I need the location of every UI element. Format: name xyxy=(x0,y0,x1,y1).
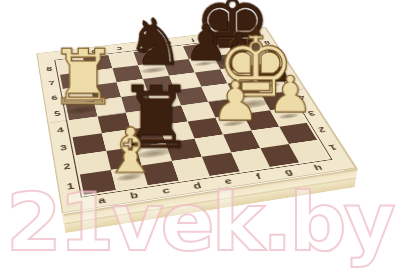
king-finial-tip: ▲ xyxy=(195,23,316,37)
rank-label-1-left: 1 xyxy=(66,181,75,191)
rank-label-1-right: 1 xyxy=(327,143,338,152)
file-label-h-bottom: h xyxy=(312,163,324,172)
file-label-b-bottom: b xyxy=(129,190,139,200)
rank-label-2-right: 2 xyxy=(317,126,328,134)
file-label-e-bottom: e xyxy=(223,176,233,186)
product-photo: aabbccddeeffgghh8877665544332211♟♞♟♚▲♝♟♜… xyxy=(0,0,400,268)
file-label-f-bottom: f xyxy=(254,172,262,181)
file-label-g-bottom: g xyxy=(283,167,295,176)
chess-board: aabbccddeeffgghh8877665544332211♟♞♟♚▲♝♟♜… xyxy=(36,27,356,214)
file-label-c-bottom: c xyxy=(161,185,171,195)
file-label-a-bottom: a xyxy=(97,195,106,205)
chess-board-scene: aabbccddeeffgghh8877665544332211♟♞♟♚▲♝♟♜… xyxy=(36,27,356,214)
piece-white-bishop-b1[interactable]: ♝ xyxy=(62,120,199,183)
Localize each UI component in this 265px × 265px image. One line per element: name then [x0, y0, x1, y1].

---*---

GIVEN EXERCISE ▸
Copy the rows from the beginning down to the line containing "file-label-f-bottom: f xyxy=(254,172,262,181)", both ends included, and swap "location" for "position" while keeping everything else the same. Leave the pictures out.

IN RESPONSE ▸
I need the position of every UI element. Format: name xyxy=(x0,y0,x1,y1).
king-finial-tip: ▲ xyxy=(195,23,316,37)
rank-label-1-left: 1 xyxy=(66,181,75,191)
rank-label-1-right: 1 xyxy=(327,143,338,152)
file-label-h-bottom: h xyxy=(312,163,324,172)
file-label-b-bottom: b xyxy=(129,190,139,200)
rank-label-2-right: 2 xyxy=(317,126,328,134)
file-label-e-bottom: e xyxy=(223,176,233,186)
product-photo: aabbccddeeffgghh8877665544332211♟♞♟♚▲♝♟♜… xyxy=(0,0,400,268)
file-label-f-bottom: f xyxy=(254,172,262,181)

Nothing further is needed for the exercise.